→ Written task
The data below needs to be returned exactly, line for line.

--- START Given entries ---

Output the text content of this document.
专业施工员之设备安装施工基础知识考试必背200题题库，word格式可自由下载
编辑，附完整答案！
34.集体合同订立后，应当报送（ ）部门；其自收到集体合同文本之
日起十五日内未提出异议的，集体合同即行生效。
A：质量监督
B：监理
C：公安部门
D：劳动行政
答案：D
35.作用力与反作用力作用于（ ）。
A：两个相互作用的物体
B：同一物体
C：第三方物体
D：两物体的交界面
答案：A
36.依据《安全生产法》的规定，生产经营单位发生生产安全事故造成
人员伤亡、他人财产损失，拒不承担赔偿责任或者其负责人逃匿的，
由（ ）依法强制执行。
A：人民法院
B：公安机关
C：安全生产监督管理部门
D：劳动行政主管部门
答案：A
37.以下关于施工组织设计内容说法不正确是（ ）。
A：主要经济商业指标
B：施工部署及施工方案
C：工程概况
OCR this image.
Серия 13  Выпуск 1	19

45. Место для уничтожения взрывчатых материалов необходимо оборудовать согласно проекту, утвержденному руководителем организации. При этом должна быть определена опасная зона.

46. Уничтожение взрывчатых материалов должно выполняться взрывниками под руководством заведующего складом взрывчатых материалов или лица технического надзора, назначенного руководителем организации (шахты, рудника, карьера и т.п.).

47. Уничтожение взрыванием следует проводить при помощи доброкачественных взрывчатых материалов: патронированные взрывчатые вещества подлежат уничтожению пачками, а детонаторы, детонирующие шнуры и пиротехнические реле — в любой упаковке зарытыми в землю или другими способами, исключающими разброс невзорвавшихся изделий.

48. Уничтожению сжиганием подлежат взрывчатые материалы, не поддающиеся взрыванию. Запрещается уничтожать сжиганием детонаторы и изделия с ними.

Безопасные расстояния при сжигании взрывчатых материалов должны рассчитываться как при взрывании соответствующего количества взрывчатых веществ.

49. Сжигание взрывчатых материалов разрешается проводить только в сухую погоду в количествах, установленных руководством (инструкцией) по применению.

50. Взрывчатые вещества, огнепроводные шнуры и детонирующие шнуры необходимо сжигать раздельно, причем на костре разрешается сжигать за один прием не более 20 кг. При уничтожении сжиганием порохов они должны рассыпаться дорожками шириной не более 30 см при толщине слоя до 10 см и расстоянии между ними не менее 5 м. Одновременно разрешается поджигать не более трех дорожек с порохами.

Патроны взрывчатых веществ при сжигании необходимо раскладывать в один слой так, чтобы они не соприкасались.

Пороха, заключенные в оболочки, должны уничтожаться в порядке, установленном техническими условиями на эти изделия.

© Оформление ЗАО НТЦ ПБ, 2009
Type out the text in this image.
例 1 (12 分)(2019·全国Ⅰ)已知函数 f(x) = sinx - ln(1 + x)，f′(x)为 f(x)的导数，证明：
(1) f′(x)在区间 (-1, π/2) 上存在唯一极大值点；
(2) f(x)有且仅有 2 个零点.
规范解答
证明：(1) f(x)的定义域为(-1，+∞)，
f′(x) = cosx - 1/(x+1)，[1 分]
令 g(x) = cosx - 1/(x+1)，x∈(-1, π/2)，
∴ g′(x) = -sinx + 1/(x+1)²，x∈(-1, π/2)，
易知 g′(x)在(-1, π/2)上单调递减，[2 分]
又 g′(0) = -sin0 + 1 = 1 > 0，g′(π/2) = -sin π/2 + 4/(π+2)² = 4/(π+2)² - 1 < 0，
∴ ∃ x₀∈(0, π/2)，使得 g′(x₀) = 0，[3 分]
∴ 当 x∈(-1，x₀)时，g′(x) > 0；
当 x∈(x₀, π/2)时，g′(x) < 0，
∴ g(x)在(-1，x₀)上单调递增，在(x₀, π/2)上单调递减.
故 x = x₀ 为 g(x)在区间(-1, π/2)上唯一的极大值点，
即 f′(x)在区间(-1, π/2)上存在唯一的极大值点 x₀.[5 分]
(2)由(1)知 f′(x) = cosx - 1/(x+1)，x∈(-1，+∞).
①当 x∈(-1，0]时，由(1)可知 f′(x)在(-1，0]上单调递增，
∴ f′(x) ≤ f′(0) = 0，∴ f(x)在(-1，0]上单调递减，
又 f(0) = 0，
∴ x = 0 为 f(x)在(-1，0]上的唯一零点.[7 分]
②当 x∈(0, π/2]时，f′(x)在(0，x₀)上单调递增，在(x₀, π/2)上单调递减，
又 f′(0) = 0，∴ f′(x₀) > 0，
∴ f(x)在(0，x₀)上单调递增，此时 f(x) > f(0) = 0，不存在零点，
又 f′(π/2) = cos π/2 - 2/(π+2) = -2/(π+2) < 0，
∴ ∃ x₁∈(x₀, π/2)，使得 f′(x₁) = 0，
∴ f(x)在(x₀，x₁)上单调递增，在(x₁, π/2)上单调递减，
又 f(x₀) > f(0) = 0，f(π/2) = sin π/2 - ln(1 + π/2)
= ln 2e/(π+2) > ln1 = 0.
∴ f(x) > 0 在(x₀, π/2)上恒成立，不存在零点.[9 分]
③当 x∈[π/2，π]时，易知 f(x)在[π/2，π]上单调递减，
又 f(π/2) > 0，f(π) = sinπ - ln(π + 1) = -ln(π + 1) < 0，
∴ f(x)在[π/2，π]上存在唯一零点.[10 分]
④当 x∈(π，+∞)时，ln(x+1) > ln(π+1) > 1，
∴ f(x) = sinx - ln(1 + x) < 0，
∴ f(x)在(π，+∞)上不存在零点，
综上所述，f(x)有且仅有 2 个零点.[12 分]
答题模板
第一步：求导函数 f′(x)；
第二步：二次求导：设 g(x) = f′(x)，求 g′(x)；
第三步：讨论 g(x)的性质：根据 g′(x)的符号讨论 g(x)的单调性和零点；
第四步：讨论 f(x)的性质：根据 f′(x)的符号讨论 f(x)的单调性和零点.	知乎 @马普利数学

--- END Given entries ---

→ In response
Output the text content of this document.
专业施工员之设备安装施工基础知识考试必背200题题库，word格式可自由下载
编辑，附完整答案！
34.集体合同订立后，应当报送（ ）部门；其自收到集体合同文本之
日起十五日内未提出异议的，集体合同即行生效。
A：质量监督
B：监理
C：公安部门
D：劳动行政
答案：D
35.作用力与反作用力作用于（ ）。
A：两个相互作用的物体
B：同一物体
C：第三方物体
D：两物体的交界面
答案：A
36.依据《安全生产法》的规定，生产经营单位发生生产安全事故造成
人员伤亡、他人财产损失，拒不承担赔偿责任或者其负责人逃匿的，
由（ ）依法强制执行。
A：人民法院
B：公安机关
C：安全生产监督管理部门
D：劳动行政主管部门
答案：A
37.以下关于施工组织设计内容说法不正确是（ ）。
A：主要经济商业指标
B：施工部署及施工方案
C：工程概况
OCR this image.
Серия 13  Выпуск 1	19

45. Место для уничтожения взрывчатых материалов необходимо оборудовать согласно проекту, утвержденному руководителем организации. При этом должна быть определена опасная зона.

46. Уничтожение взрывчатых материалов должно выполняться взрывниками под руководством заведующего складом взрывчатых материалов или лица технического надзора, назначенного руководителем организации (шахты, рудника, карьера и т.п.).

47. Уничтожение взрыванием следует проводить при помощи доброкачественных взрывчатых материалов: патронированные взрывчатые вещества подлежат уничтожению пачками, а детонаторы, детонирующие шнуры и пиротехнические реле — в любой упаковке зарытыми в землю или другими способами, исключающими разброс невзорвавшихся изделий.

48. Уничтожению сжиганием подлежат взрывчатые материалы, не поддающиеся взрыванию. Запрещается уничтожать сжиганием детонаторы и изделия с ними.

Безопасные расстояния при сжигании взрывчатых материалов должны рассчитываться как при взрывании соответствующего количества взрывчатых веществ.

49. Сжигание взрывчатых материалов разрешается проводить только в сухую погоду в количествах, установленных руководством (инструкцией) по применению.

50. Взрывчатые вещества, огнепроводные шнуры и детонирующие шнуры необходимо сжигать раздельно, причем на костре разрешается сжигать за один прием не более 20 кг. При уничтожении сжиганием порохов они должны рассыпаться дорожками шириной не более 30 см при толщине слоя до 10 см и расстоянии между ними не менее 5 м. Одновременно разрешается поджигать не более трех дорожек с порохами.

Патроны взрывчатых веществ при сжигании необходимо раскладывать в один слой так, чтобы они не соприкасались.

Пороха, заключенные в оболочки, должны уничтожаться в порядке, установленном техническими условиями на эти изделия.

© Оформление ЗАО НТЦ ПБ, 2009
Type out the text in this image.
例 1 (12 分)(2019·全国Ⅰ)已知函数 f(x) = sinx - ln(1 + x)，f′(x)为 f(x)的导数，证明：
(1) f′(x)在区间 (-1, π/2) 上存在唯一极大值点；
(2) f(x)有且仅有 2 个零点.
规范解答
证明：(1) f(x)的定义域为(-1，+∞)，
f′(x) = cosx - 1/(x+1)，[1 分]
令 g(x) = cosx - 1/(x+1)，x∈(-1, π/2)，
∴ g′(x) = -sinx + 1/(x+1)²，x∈(-1, π/2)，
易知 g′(x)在(-1, π/2)上单调递减，[2 分]
又 g′(0) = -sin0 + 1 = 1 > 0，g′(π/2) = -sin π/2 + 4/(π+2)² = 4/(π+2)² - 1 < 0，
∴ ∃ x₀∈(0, π/2)，使得 g′(x₀) = 0，[3 分]
∴ 当 x∈(-1，x₀)时，g′(x) > 0；
当 x∈(x₀, π/2)时，g′(x) < 0，
∴ g(x)在(-1，x₀)上单调递增，在(x₀, π/2)上单调递减.
故 x = x₀ 为 g(x)在区间(-1, π/2)上唯一的极大值点，
即 f′(x)在区间(-1, π/2)上存在唯一的极大值点 x₀.[5 分]
(2)由(1)知 f′(x) = cosx - 1/(x+1)，x∈(-1，+∞).
①当 x∈(-1，0]时，由(1)可知 f′(x)在(-1，0]上单调递增，
∴ f′(x) ≤ f′(0) = 0，∴ f(x)在(-1，0]上单调递减，
又 f(0) = 0，
∴ x = 0 为 f(x)在(-1，0]上的唯一零点.[7 分]
②当 x∈(0, π/2]时，f′(x)在(0，x₀)上单调递增，在(x₀, π/2)上单调递减，
又 f′(0) = 0，∴ f′(x₀) > 0，
∴ f(x)在(0，x₀)上单调递增，此时 f(x) > f(0) = 0，不存在零点，
又 f′(π/2) = cos π/2 - 2/(π+2) = -2/(π+2) < 0，
∴ ∃ x₁∈(x₀, π/2)，使得 f′(x₁) = 0，
∴ f(x)在(x₀，x₁)上单调递增，在(x₁, π/2)上单调递减，
又 f(x₀) > f(0) = 0，f(π/2) = sin π/2 - ln(1 + π/2)
= ln 2e/(π+2) > ln1 = 0.
∴ f(x) > 0 在(x₀, π/2)上恒成立，不存在零点.[9 分]
③当 x∈[π/2，π]时，易知 f(x)在[π/2，π]上单调递减，
又 f(π/2) > 0，f(π) = sinπ - ln(π + 1) = -ln(π + 1) < 0，
∴ f(x)在[π/2，π]上存在唯一零点.[10 分]
④当 x∈(π，+∞)时，ln(x+1) > ln(π+1) > 1，
∴ f(x) = sinx - ln(1 + x) < 0，
∴ f(x)在(π，+∞)上不存在零点，
综上所述，f(x)有且仅有 2 个零点.[12 分]
答题模板
第一步：求导函数 f′(x)；
第二步：二次求导：设 g(x) = f′(x)，求 g′(x)；
第三步：讨论 g(x)的性质：根据 g′(x)的符号讨论 g(x)的单调性和零点；
第四步：讨论 f(x)的性质：根据 f′(x)的符号讨论 f(x)的单调性和零点.	知乎 @马普利数学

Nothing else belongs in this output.